[Material provided]
*-*-*

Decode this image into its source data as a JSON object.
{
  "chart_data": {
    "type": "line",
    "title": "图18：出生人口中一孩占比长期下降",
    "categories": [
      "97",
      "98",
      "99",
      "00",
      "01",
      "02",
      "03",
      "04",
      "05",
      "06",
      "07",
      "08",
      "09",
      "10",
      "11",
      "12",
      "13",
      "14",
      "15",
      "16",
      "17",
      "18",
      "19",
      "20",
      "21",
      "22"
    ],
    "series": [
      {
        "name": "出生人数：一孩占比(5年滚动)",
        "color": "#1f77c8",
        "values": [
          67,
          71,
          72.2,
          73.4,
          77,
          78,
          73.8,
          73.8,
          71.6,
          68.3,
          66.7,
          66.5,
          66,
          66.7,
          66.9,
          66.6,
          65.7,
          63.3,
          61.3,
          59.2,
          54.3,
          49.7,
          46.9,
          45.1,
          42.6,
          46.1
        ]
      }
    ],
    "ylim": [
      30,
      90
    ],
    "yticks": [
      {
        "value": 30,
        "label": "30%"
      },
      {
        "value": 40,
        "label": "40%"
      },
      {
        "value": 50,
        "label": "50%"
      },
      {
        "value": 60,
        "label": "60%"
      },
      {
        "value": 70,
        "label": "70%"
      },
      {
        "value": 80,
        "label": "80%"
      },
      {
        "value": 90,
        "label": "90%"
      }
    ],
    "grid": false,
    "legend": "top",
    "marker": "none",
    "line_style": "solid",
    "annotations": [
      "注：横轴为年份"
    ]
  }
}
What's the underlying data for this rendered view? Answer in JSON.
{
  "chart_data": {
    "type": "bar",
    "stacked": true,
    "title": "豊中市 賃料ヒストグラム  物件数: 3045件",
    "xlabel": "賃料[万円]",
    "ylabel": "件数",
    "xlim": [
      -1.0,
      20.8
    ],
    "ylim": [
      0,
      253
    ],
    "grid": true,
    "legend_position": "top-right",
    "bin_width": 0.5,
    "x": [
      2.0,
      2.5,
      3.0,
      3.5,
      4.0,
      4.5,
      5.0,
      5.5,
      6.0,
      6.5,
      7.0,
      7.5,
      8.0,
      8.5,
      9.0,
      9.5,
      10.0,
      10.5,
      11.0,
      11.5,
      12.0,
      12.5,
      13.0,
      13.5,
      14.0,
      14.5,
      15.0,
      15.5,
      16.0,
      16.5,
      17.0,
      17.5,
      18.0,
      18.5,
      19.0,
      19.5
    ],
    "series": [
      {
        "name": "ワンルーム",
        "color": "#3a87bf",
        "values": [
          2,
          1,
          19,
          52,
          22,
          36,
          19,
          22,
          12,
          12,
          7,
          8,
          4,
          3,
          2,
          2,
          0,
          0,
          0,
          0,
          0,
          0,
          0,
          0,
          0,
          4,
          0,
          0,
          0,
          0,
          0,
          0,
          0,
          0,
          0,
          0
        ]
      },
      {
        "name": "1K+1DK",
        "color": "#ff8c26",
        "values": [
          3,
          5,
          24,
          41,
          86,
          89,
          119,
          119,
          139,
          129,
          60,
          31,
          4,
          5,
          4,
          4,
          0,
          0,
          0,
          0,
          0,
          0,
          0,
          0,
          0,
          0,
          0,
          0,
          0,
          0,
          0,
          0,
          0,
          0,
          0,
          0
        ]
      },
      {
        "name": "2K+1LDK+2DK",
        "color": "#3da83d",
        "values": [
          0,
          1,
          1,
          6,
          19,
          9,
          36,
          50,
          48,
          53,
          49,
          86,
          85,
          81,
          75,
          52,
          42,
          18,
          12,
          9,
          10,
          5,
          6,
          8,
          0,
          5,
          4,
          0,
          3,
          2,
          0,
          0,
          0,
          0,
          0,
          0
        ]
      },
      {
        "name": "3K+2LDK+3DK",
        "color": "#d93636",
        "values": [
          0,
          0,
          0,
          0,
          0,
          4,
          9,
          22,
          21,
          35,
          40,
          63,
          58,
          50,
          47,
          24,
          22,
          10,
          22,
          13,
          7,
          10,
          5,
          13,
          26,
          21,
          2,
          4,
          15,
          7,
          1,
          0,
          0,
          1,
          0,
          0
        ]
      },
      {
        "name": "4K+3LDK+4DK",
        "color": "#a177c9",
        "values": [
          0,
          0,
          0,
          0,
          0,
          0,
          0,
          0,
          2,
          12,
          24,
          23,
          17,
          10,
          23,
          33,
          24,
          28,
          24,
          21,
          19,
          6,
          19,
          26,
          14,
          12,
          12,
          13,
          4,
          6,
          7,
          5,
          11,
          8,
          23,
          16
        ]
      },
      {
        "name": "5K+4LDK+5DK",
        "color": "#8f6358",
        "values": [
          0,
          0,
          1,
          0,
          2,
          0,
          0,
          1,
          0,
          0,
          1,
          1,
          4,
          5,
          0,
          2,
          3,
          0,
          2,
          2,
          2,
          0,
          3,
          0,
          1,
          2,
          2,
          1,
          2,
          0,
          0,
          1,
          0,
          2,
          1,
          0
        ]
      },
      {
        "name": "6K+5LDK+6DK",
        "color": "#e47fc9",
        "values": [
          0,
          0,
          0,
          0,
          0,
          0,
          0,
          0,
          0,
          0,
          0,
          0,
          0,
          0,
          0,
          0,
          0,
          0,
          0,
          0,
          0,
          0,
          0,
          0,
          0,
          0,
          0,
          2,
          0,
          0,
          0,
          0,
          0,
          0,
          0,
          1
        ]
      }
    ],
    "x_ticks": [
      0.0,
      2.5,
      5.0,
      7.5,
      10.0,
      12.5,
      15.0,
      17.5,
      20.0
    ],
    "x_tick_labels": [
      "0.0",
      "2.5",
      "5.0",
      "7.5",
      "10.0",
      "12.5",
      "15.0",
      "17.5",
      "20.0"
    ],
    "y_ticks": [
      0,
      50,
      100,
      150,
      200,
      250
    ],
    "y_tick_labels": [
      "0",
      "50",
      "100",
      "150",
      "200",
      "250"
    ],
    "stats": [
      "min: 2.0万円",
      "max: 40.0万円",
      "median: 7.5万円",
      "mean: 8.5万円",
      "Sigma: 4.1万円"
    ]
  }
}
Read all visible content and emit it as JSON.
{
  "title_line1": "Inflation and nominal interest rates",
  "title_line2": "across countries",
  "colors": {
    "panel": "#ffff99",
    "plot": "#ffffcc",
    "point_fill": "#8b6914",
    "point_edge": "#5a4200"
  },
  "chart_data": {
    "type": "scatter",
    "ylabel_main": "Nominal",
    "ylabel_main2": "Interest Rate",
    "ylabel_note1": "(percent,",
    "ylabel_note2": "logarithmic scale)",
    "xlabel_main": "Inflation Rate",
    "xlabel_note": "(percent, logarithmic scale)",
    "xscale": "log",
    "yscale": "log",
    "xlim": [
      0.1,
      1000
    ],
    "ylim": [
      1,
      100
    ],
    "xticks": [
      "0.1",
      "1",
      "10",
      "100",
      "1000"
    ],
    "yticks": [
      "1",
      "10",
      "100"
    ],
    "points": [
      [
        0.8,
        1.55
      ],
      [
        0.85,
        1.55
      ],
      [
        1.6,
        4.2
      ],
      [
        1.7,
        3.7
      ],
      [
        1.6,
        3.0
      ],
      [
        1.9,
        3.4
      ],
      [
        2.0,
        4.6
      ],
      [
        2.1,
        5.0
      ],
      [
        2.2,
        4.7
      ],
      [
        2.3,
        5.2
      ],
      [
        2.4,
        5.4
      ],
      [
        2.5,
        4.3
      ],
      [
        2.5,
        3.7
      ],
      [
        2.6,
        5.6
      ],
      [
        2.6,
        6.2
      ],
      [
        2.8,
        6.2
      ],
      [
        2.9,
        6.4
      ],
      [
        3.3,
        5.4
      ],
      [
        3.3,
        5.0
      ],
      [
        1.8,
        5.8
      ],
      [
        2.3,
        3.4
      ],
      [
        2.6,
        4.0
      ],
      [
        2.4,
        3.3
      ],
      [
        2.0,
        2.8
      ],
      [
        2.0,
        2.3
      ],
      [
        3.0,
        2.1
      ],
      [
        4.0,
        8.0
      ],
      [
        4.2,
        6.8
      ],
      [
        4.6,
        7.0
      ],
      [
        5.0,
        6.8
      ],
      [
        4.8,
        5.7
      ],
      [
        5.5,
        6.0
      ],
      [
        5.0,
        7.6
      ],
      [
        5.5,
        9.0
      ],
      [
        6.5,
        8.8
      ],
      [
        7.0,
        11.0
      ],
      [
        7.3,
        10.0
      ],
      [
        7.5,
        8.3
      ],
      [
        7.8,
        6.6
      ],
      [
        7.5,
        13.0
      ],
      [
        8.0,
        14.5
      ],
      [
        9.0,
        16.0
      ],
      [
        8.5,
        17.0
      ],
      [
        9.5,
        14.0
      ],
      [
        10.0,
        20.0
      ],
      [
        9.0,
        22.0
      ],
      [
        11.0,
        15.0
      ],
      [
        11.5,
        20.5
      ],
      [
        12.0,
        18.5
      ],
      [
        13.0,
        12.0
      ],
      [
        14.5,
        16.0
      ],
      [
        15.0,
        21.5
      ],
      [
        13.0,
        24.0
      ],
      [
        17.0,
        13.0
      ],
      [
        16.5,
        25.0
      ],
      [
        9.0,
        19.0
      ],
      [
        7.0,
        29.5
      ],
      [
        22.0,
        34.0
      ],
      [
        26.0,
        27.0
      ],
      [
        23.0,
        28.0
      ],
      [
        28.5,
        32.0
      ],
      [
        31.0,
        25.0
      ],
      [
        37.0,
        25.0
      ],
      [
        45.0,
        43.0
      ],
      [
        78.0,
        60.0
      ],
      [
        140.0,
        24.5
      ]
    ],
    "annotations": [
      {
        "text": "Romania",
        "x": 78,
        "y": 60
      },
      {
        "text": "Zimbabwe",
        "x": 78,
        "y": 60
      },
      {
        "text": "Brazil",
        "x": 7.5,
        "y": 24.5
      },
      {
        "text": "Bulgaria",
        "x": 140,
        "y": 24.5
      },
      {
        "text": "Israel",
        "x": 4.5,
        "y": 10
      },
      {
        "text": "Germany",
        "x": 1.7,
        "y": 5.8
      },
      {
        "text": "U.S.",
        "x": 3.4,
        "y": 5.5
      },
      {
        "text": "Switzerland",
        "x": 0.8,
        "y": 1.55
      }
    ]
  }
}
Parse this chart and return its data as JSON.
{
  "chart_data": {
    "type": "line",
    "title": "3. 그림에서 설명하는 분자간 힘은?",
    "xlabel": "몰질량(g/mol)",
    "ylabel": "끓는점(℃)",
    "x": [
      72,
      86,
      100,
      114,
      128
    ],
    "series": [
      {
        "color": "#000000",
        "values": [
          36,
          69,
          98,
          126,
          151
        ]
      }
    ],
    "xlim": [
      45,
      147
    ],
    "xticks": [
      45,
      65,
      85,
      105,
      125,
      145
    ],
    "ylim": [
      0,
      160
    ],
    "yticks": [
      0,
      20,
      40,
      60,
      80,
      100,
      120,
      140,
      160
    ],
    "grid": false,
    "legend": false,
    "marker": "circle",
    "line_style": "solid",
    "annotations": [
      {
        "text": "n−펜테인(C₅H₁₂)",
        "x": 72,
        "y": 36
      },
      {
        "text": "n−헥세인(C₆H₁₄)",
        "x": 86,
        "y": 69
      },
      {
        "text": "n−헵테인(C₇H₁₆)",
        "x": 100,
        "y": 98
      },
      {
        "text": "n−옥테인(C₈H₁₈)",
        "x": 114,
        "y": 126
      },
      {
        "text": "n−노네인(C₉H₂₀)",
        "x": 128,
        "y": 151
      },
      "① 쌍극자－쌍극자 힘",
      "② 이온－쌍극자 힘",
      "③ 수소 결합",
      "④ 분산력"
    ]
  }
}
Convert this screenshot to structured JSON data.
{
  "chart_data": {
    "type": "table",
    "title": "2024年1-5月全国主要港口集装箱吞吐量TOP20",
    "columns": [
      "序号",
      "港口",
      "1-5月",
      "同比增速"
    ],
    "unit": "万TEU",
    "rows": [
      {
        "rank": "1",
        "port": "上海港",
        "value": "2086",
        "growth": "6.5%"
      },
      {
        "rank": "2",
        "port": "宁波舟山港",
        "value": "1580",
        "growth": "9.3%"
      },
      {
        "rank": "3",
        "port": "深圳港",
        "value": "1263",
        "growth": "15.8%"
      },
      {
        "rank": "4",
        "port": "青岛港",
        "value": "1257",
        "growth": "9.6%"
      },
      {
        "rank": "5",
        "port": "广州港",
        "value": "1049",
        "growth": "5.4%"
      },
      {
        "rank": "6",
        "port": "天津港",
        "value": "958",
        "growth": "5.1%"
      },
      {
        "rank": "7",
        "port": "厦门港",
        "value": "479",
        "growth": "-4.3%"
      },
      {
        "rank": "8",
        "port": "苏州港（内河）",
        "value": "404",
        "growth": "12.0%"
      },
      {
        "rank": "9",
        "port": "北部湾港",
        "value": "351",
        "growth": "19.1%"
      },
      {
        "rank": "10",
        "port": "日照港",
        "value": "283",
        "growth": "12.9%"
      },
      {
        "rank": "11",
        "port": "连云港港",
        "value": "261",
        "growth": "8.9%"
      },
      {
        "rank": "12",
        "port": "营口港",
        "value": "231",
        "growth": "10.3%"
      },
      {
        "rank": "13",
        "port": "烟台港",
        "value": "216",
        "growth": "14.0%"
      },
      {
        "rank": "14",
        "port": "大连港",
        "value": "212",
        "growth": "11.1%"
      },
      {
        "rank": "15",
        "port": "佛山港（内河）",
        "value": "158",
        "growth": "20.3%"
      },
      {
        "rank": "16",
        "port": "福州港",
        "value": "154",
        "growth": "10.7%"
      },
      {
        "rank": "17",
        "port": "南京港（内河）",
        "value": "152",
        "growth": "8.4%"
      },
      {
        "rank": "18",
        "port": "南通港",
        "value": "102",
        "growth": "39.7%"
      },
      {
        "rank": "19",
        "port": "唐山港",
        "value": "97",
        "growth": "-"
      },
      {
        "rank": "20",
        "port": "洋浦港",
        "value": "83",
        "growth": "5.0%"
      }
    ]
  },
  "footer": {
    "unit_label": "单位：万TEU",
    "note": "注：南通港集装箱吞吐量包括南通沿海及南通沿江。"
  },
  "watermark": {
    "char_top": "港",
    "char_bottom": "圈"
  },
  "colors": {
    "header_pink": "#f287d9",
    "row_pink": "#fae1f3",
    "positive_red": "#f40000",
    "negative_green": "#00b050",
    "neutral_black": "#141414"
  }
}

*-*-*

[Aim of the exercise] Determine how many lines of the material include the string "percent". Output only that count.

[The solution] 2